Written problem >> Copy out the listing word for word, starting with the line that contains "x-tick-label: W5 [1334, 1141, 1349, 1154]" and going on through the line that contains "x-tick-label: W9 [88, 1141, 102, 1154]", both included.

Input records >>

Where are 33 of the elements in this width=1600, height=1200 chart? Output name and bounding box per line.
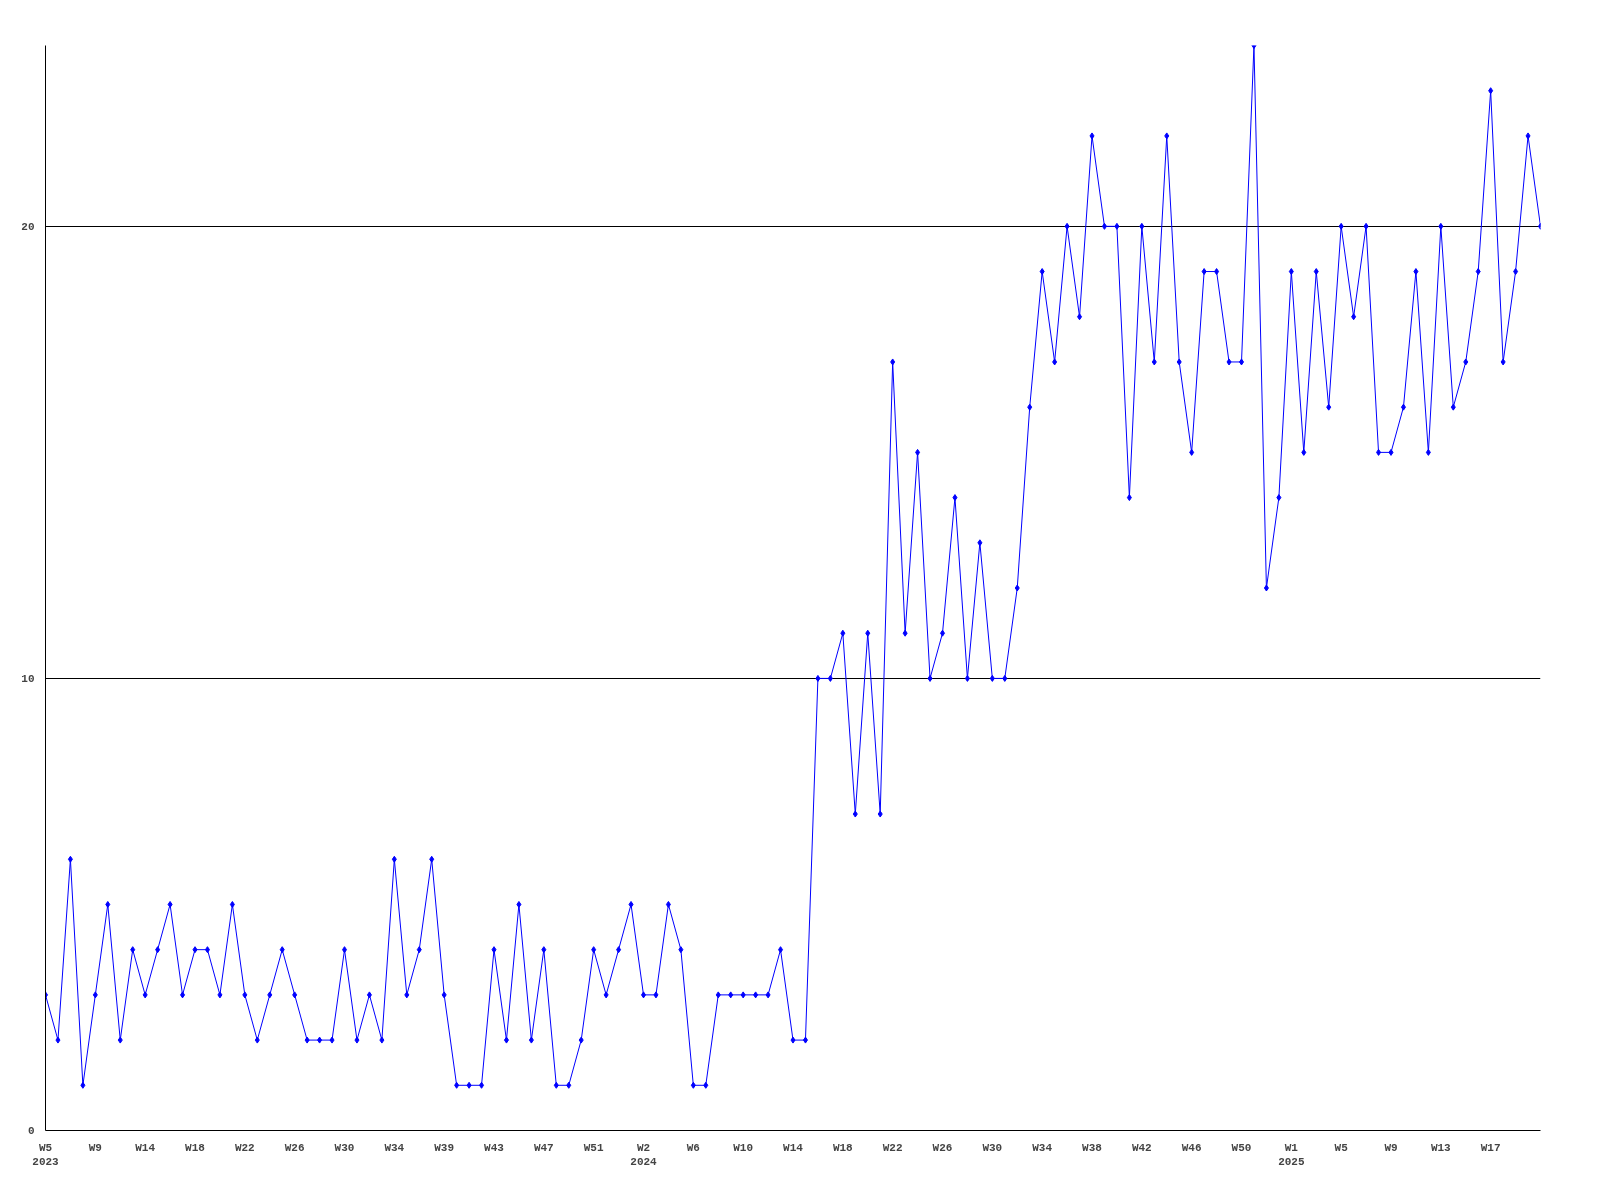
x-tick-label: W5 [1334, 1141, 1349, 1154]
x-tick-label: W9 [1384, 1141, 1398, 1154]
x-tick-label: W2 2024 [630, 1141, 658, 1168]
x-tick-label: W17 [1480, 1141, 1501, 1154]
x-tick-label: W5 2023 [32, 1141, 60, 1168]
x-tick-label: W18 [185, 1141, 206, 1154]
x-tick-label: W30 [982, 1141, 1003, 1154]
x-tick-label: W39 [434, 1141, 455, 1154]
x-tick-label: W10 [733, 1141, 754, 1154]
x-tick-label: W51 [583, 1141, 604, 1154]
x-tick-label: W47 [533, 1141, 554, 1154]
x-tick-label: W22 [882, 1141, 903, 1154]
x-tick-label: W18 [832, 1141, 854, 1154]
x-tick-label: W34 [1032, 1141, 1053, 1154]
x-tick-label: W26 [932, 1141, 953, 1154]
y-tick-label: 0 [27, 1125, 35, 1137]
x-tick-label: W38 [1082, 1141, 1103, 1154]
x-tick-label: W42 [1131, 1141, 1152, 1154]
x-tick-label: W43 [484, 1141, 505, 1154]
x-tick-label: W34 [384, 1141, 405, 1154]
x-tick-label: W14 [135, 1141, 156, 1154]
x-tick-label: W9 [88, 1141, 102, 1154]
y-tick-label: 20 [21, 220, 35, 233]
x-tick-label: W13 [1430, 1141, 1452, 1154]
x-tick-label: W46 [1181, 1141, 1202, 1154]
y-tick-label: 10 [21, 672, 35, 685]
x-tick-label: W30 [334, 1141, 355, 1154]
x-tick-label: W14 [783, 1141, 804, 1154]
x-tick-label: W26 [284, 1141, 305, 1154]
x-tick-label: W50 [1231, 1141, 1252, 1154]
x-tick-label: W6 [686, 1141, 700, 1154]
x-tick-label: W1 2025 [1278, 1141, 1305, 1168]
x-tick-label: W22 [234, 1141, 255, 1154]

Correct answer >>
x-tick-label: W5 [1334, 1141, 1349, 1154]
x-tick-label: W9 [1384, 1141, 1398, 1154]
x-tick-label: W2 2024 [630, 1141, 658, 1168]
x-tick-label: W17 [1480, 1141, 1501, 1154]
x-tick-label: W5 2023 [32, 1141, 60, 1168]
x-tick-label: W18 [185, 1141, 206, 1154]
x-tick-label: W30 [982, 1141, 1003, 1154]
x-tick-label: W39 [434, 1141, 455, 1154]
x-tick-label: W10 [733, 1141, 754, 1154]
x-tick-label: W51 [583, 1141, 604, 1154]
x-tick-label: W47 [533, 1141, 554, 1154]
x-tick-label: W22 [882, 1141, 903, 1154]
x-tick-label: W18 [832, 1141, 854, 1154]
x-tick-label: W34 [1032, 1141, 1053, 1154]
x-tick-label: W26 [932, 1141, 953, 1154]
y-tick-label: 0 [27, 1125, 35, 1137]
x-tick-label: W38 [1082, 1141, 1103, 1154]
x-tick-label: W42 [1131, 1141, 1152, 1154]
x-tick-label: W43 [484, 1141, 505, 1154]
x-tick-label: W34 [384, 1141, 405, 1154]
x-tick-label: W14 [135, 1141, 156, 1154]
x-tick-label: W9 [88, 1141, 102, 1154]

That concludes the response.